## Begin SOURCE MATERIAL

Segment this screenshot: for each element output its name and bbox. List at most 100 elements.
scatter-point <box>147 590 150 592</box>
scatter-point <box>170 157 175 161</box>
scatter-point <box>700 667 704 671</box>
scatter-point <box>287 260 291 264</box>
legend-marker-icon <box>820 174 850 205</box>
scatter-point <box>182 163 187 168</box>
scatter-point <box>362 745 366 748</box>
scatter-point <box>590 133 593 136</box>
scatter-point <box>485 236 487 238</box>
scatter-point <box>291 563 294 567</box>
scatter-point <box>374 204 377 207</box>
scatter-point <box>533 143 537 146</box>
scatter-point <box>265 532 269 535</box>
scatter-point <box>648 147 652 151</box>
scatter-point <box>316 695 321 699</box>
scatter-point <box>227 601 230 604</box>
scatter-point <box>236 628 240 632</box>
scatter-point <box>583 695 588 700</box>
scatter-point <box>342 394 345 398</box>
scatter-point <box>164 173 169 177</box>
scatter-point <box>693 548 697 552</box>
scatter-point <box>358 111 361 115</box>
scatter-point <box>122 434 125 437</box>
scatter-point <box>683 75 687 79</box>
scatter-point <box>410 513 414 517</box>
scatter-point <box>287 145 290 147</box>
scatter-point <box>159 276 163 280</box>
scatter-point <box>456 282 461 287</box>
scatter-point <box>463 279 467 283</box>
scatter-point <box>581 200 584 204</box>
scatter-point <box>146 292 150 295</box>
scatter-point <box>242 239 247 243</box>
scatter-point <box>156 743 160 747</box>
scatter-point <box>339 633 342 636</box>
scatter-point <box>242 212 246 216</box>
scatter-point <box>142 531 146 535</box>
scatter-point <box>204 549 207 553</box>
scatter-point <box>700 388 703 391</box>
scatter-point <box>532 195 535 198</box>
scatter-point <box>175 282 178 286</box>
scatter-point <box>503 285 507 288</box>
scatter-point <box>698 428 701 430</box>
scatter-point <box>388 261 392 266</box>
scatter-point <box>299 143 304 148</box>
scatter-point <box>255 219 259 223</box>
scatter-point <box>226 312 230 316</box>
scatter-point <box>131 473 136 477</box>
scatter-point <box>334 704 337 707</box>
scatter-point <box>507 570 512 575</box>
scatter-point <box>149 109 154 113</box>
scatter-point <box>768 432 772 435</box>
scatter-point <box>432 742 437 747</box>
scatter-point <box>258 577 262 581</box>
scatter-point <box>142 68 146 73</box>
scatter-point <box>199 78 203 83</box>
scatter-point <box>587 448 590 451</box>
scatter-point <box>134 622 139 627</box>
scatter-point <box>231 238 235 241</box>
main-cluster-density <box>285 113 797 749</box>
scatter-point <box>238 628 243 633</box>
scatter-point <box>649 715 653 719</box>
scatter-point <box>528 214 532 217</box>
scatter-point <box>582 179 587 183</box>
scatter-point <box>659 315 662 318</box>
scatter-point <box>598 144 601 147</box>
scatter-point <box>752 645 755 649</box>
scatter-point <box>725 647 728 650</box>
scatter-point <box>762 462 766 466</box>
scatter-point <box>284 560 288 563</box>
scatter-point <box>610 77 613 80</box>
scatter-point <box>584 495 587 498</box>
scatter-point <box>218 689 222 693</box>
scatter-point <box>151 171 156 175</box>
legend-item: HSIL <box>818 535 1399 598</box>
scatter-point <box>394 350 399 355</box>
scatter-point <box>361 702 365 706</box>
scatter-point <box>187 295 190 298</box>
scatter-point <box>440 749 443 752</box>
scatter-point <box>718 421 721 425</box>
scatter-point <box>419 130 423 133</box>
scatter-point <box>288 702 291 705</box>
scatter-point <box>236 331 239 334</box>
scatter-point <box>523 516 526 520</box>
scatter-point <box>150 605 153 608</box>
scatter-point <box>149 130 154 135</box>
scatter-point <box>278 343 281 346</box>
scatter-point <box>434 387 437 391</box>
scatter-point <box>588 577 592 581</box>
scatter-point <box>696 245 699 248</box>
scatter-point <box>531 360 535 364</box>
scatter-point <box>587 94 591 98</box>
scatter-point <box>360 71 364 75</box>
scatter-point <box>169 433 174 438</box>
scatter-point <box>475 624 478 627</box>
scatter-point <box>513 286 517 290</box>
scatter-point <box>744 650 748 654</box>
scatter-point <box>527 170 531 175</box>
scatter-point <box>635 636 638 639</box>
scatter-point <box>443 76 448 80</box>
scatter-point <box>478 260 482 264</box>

## End SOURCE MATERIAL

JOB
Express the listing, from its first line through the line containing "scatter-point <box>182 163 187 168</box>" inclusive, as a JSON array of strings with one string per line and blank lines omitted.

THE RESPONSE
[
  "Segment this screenshot: for each element output its name and bbox. List at most 100 elements.",
  "scatter-point <box>147 590 150 592</box>",
  "scatter-point <box>170 157 175 161</box>",
  "scatter-point <box>700 667 704 671</box>",
  "scatter-point <box>287 260 291 264</box>",
  "legend-marker-icon <box>820 174 850 205</box>",
  "scatter-point <box>182 163 187 168</box>"
]